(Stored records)
***
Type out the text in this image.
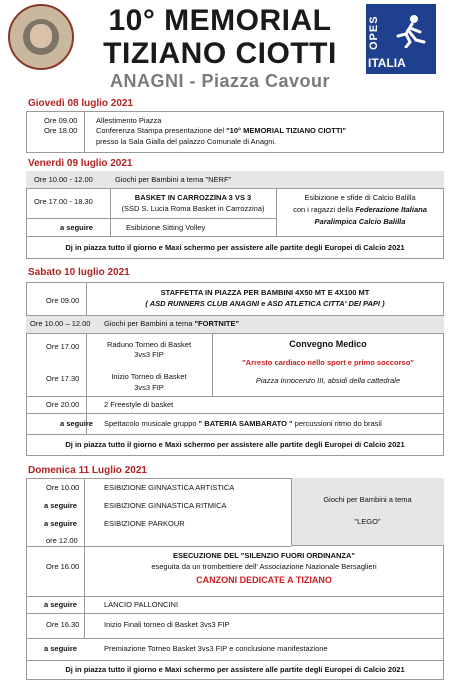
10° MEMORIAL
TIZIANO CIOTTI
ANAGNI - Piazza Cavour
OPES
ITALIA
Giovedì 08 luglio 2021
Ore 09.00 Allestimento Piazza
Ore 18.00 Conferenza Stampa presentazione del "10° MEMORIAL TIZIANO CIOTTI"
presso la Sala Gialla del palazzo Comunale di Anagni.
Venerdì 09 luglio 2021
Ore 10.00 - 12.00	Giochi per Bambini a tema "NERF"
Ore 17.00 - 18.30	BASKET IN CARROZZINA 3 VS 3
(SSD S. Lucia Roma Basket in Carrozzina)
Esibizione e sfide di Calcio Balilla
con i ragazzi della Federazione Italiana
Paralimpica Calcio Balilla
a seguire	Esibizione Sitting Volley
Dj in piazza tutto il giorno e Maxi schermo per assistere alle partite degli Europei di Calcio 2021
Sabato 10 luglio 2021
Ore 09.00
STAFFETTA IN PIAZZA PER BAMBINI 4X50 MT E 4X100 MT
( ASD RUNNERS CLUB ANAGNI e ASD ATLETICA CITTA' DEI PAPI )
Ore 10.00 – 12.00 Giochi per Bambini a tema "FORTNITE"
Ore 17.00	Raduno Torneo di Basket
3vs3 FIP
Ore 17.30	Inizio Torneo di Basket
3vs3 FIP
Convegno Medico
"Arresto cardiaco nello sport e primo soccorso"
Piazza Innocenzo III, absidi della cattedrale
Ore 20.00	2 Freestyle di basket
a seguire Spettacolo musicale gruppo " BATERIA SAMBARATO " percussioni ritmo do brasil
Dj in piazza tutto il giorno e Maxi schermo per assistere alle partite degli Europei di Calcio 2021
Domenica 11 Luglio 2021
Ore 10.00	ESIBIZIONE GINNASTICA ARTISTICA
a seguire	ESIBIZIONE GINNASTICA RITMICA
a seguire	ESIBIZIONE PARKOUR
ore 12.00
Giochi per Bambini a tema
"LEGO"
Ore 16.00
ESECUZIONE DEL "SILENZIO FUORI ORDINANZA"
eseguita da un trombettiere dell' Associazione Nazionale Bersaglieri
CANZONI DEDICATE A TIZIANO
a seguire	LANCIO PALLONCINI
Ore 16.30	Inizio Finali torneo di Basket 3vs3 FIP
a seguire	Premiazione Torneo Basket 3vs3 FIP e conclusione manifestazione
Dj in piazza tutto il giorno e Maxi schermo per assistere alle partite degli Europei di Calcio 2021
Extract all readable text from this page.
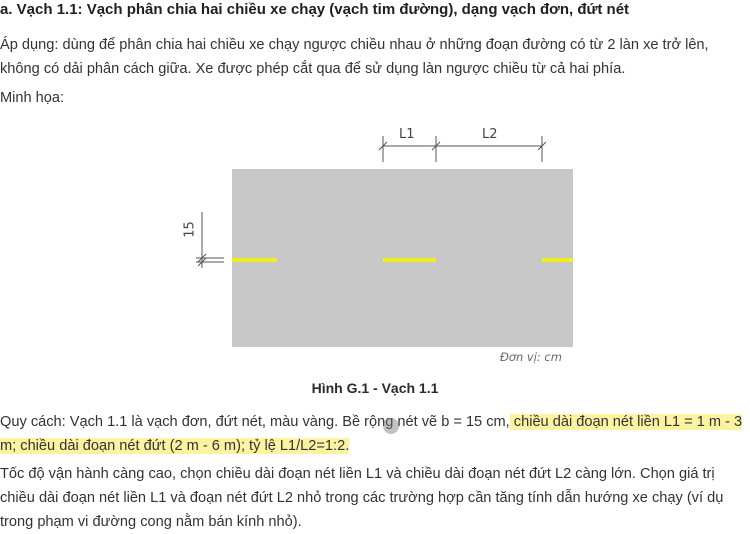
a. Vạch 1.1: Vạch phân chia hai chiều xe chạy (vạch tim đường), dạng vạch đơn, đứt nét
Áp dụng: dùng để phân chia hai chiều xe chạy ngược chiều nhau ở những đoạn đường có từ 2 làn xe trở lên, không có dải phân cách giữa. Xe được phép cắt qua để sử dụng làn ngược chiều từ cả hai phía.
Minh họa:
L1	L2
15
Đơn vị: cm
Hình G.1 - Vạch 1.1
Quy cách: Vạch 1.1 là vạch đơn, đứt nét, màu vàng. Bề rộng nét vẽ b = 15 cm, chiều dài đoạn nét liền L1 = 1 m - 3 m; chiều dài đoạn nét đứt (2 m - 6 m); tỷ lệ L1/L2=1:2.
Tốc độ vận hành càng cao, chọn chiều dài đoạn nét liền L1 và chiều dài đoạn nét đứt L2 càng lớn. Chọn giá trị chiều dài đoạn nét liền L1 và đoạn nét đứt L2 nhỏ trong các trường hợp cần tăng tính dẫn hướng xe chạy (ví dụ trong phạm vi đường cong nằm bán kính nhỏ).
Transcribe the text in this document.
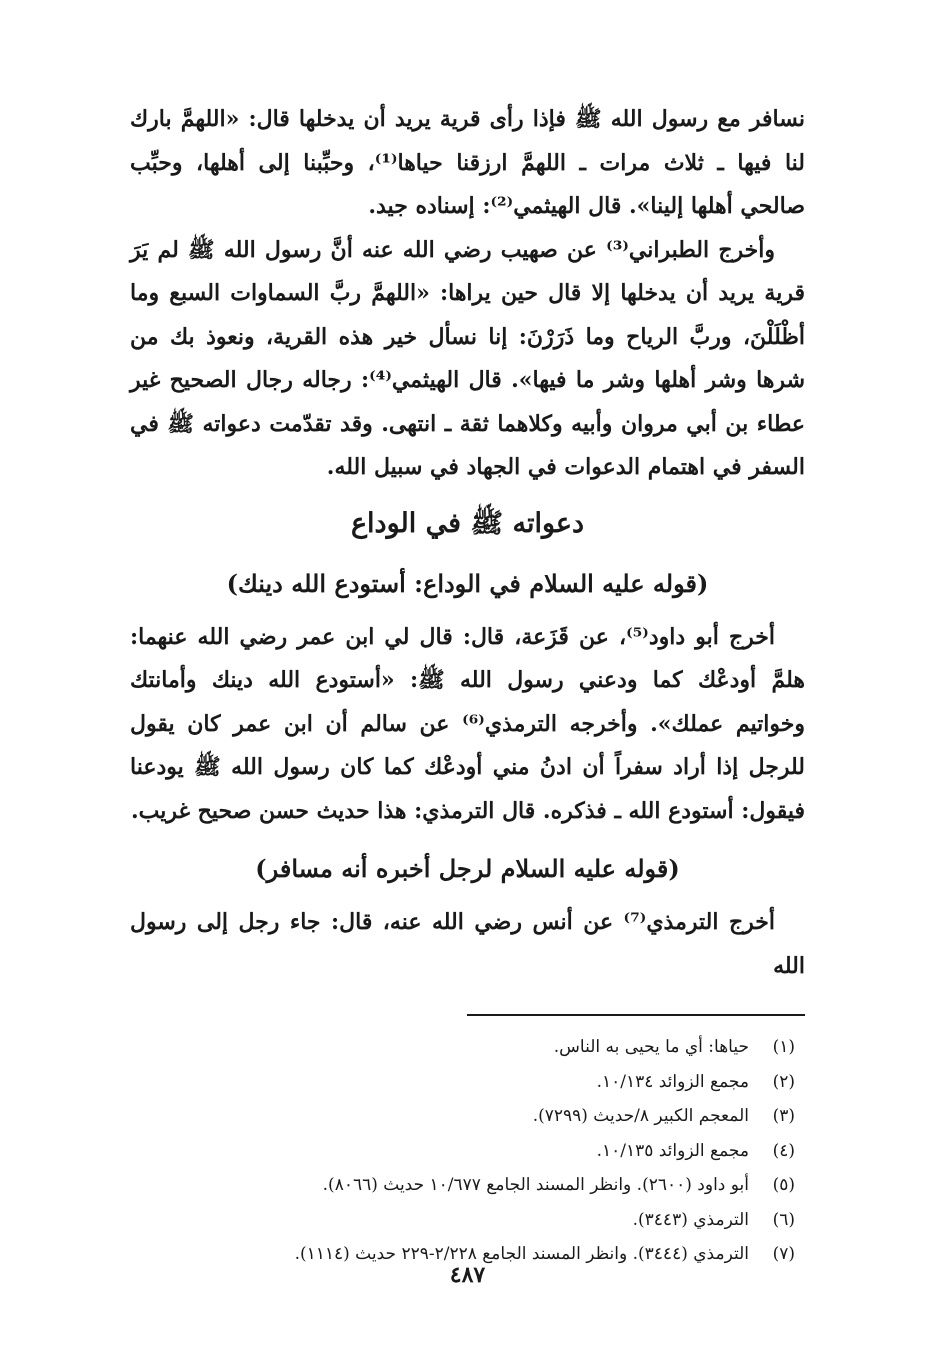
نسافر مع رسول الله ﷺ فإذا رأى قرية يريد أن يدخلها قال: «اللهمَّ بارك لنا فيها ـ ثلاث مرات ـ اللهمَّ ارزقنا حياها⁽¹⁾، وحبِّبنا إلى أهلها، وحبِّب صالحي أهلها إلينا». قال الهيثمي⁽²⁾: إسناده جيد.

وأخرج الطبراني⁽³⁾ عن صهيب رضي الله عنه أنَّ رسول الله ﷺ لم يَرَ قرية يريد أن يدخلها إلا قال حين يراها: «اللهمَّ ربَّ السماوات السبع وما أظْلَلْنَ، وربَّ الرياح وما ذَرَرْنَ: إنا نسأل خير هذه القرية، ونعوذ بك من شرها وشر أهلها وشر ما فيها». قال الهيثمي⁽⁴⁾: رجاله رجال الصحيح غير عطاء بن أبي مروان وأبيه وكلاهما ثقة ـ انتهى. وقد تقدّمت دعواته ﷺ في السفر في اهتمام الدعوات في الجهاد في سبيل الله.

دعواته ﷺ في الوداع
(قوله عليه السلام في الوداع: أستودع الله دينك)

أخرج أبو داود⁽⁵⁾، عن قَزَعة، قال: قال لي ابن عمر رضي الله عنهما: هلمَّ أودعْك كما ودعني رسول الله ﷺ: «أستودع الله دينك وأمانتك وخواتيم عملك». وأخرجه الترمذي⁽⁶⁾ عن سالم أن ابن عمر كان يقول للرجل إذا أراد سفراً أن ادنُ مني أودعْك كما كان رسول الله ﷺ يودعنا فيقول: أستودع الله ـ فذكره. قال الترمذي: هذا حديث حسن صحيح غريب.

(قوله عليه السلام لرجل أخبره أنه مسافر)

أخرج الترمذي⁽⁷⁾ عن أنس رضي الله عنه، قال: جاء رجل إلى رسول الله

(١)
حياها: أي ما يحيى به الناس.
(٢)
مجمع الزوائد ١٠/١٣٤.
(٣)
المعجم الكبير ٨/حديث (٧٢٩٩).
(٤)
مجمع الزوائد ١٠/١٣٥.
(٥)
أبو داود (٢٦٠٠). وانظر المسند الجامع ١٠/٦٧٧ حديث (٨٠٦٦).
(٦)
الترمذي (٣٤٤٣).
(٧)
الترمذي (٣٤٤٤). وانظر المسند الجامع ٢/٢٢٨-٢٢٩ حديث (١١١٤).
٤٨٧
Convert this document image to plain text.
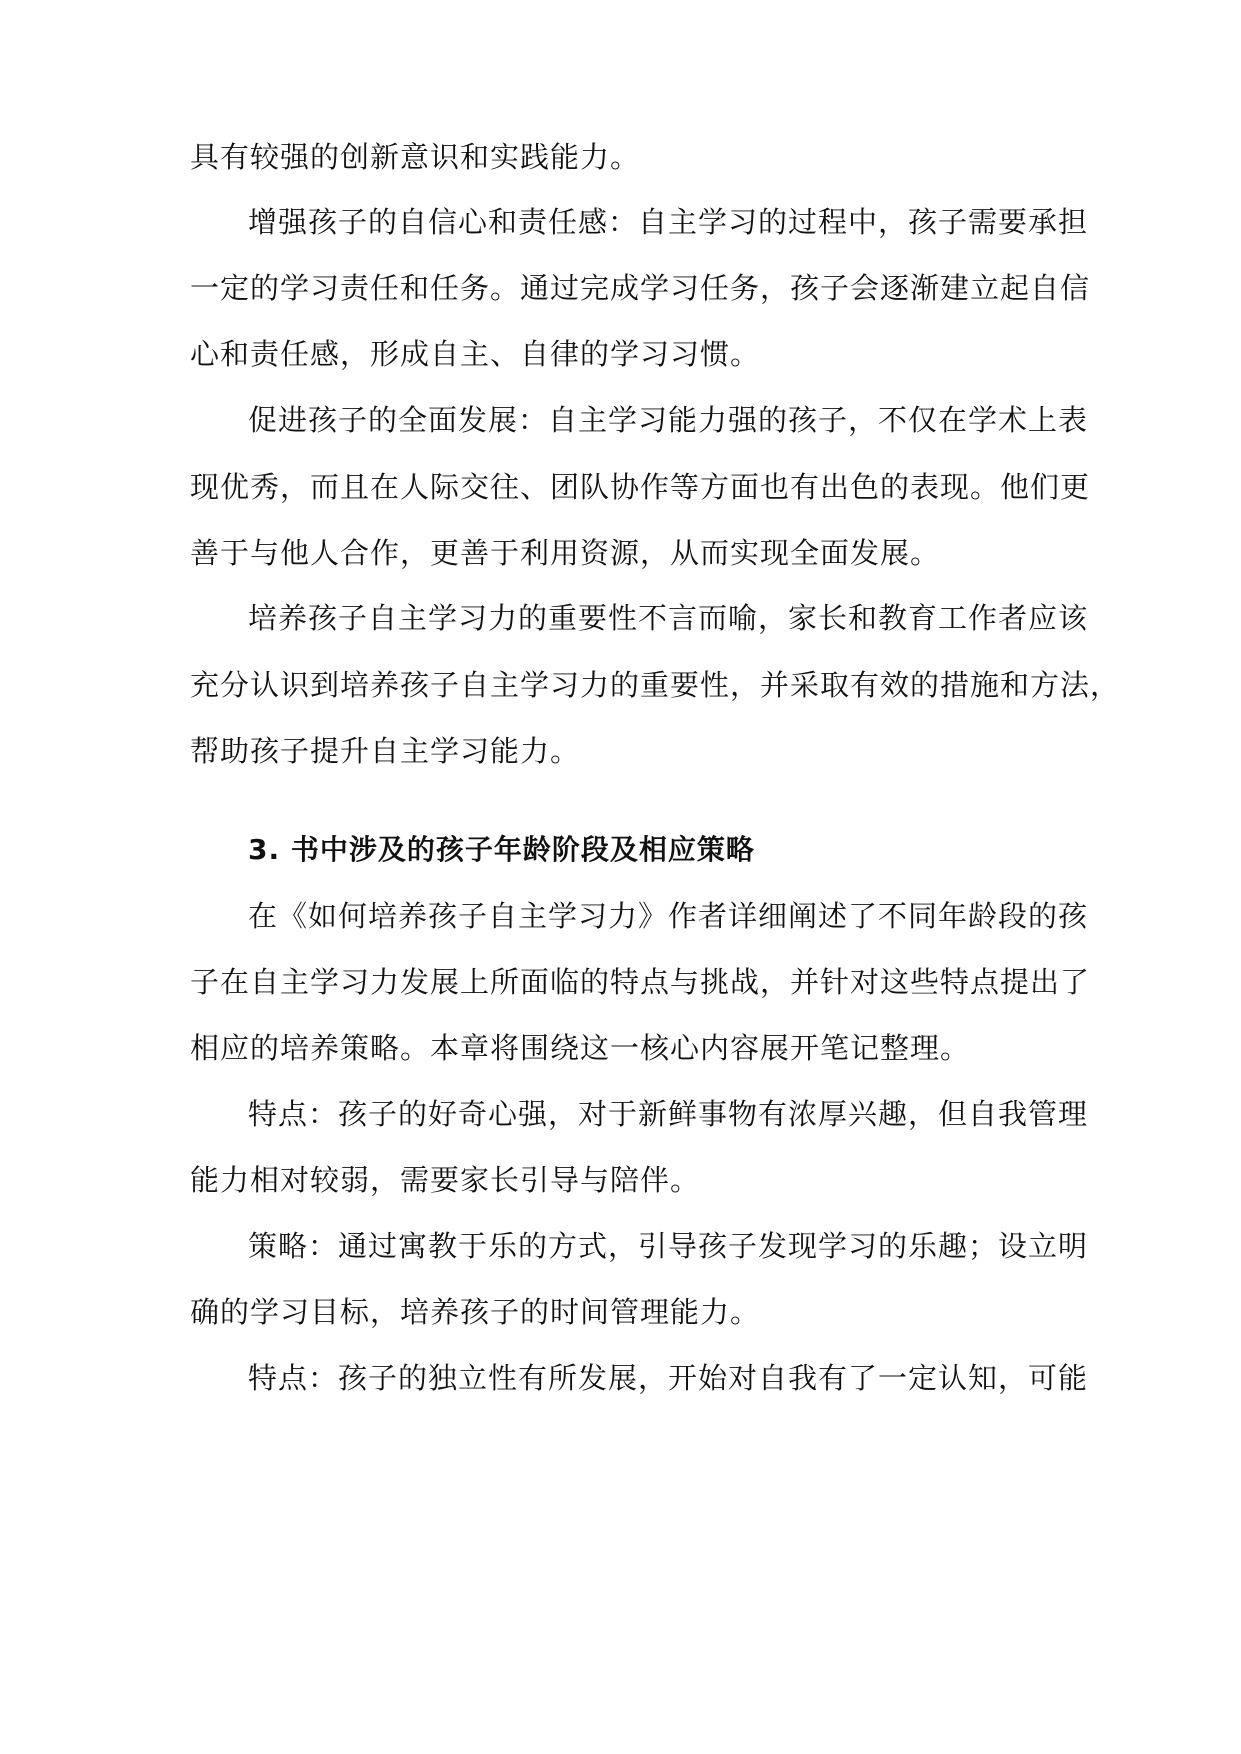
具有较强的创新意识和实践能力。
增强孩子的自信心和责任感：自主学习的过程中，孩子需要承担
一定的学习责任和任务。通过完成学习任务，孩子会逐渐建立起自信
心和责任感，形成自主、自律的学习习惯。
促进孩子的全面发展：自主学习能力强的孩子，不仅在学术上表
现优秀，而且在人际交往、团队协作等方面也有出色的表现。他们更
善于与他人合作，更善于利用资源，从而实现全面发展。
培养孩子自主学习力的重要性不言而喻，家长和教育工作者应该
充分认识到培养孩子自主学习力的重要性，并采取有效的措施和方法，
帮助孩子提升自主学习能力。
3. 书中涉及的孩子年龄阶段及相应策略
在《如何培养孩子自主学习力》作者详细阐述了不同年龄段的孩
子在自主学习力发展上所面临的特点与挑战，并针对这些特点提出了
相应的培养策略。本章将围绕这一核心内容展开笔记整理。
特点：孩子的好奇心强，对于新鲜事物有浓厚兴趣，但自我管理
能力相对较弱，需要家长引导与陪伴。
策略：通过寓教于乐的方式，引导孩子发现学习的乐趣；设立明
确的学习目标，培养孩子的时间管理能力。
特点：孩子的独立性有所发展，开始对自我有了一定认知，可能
***
#### Your objective:
Reply with the number of lines in the data that include the string "حياها" and nothing else.

#### Finished answer:
2